**Written instruction**: All lines below must be repeated exactly, with the pictures omitted.

### Dataset excerpts

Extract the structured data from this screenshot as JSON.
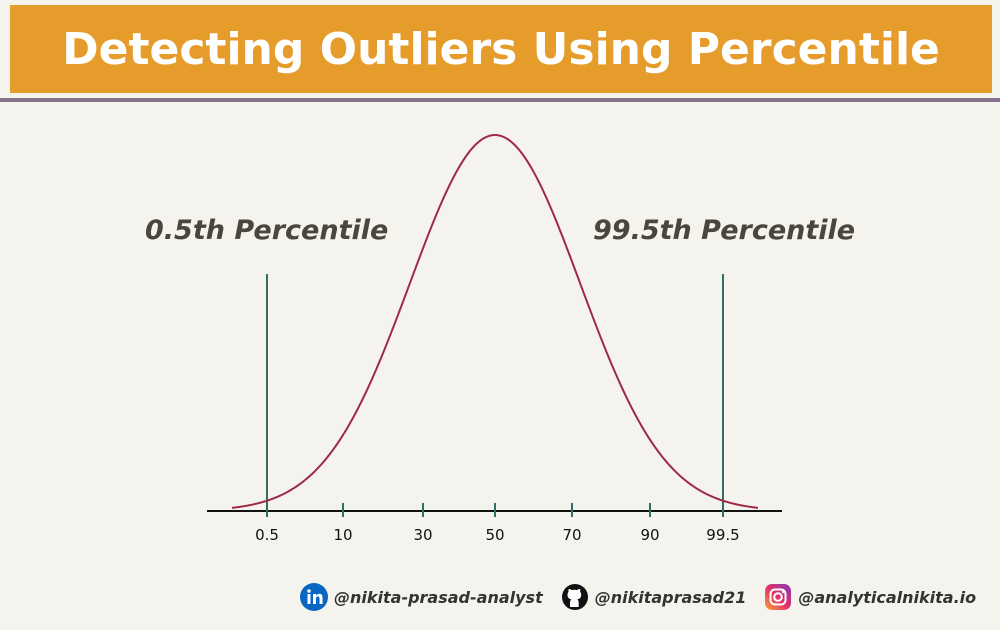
{
  "title": "Detecting Outliers Using Percentile",
  "labels": {
    "lower": "0.5th Percentile",
    "upper": "99.5th Percentile"
  },
  "chart_data": {
    "type": "line",
    "description_curve": "normal distribution",
    "x_ticks": [
      "0.5",
      "10",
      "30",
      "50",
      "70",
      "90",
      "99.5"
    ],
    "percentile_lines": [
      0.5,
      99.5
    ]
  },
  "social": {
    "linkedin": "@nikita-prasad-analyst",
    "github": "@nikitaprasad21",
    "instagram": "@analyticalnikita.io"
  },
  "icons": {
    "linkedin": "linkedin-icon",
    "github": "github-icon",
    "instagram": "instagram-icon"
  },
  "colors": {
    "banner": "#e59c2a",
    "curve": "#9e2a4a",
    "percentile_line": "#2f6f66"
  }
}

######

**Solution for this problem**:
Extract the structured data from this screenshot as JSON.
{
  "title": "Detecting Outliers Using Percentile",
  "labels": {
    "lower": "0.5th Percentile",
    "upper": "99.5th Percentile"
  },
  "chart_data": {
    "type": "line",
    "description_curve": "normal distribution",
    "x_ticks": [
      "0.5",
      "10",
      "30",
      "50",
      "70",
      "90",
      "99.5"
    ],
    "percentile_lines": [
      0.5,
      99.5
    ]
  },
  "social": {
    "linkedin": "@nikita-prasad-analyst",
    "github": "@nikitaprasad21",
    "instagram": "@analyticalnikita.io"
  },
  "icons": {
    "linkedin": "linkedin-icon",
    "github": "github-icon",
    "instagram": "instagram-icon"
  },
  "colors": {
    "banner": "#e59c2a",
    "curve": "#9e2a4a",
    "percentile_line": "#2f6f66"
  }
}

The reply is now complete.